Un être de raison est lucide sur la nature de ce qui commande sa pensée et son action. A tout le moins, il en conserve l’instinct, le pressentiment.
Il identifie, plus ou moins distinctement, l’intérêt ou les intérêts qui le gouvernent.
La souveraineté collective vaut par la somme des souverainetés individuelles et donc, au coeur de la l’enjeu, la maîtrise de son propre libre-arbitre dans la cohérence et la cohésion d’un groupe.
Jusqu’à présent, cette question pouvait être pondérée par la culture, le groupe, l’appartenance à la nation, la fluctuation des passions, des modes, des interactions, mais le noyau insécable restait sous un entier contrôle, hors de portée des « sectes » puisque la nature de la secte – à l’inverse de la religion et des œuvres de l’esprit – est de reformater ce noyau, cela par des addictions, des mirages, des indignations, des subversions.
Ce qui fait la différence entre l’être social et l’aliéné, d’une certaine manière et, aussi, entre l’individu libre et le « possédé ».
Je crois devoir dire que, dans un premier temps, l’idéologie, au XXe siècle, a commencé à altérer le rapport que chacun a et entretient, s’il y est appelé et à hauteur de ce à quoi son vœu l’y porte, à son propre libre-arbitre.
Chacun le chérissait, sans avoir à s’en rendre compte, finalement, avant qu’on apprenne à accepter de le sacrifier. C’est le don, si paradoxal, de la partie de modernité qui nous dévore actuellement.

####

Énoncé du problème :: D'après le texte, qu'est-ce qui a commencé, au XXe siècle, à altérer le rapport de chacun à son propre libre-arbitre ?

(Données de prédiction de boîtes englobantes)
####

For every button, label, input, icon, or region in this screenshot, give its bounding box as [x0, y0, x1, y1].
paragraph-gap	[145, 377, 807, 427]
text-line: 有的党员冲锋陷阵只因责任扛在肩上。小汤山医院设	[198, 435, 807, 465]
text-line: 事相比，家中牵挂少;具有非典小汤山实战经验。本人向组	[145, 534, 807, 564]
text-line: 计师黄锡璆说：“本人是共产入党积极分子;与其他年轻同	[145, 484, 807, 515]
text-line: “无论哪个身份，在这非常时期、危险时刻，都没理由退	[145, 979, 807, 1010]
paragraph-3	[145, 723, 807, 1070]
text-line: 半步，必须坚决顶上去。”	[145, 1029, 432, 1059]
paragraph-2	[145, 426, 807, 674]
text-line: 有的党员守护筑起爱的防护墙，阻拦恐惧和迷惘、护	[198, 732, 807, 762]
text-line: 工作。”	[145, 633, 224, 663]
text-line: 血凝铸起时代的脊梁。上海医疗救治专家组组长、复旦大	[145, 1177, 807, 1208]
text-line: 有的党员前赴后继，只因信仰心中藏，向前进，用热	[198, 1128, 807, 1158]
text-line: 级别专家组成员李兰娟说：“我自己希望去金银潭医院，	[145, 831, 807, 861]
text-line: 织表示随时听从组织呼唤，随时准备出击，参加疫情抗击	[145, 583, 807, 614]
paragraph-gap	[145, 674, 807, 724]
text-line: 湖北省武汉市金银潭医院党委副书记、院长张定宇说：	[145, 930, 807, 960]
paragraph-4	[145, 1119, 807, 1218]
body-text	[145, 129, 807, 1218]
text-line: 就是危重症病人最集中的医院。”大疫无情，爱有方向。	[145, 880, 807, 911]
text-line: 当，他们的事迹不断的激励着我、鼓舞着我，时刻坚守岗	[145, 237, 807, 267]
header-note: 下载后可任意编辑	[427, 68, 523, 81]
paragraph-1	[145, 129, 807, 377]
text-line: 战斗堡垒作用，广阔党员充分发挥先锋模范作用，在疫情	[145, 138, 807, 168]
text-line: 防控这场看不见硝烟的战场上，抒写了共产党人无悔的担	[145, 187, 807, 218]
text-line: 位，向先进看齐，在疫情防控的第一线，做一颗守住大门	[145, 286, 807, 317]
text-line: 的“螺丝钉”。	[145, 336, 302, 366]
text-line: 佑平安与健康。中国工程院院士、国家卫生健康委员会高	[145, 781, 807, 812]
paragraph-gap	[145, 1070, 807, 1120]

####

Résultat de l'exercice :: L'idéologie.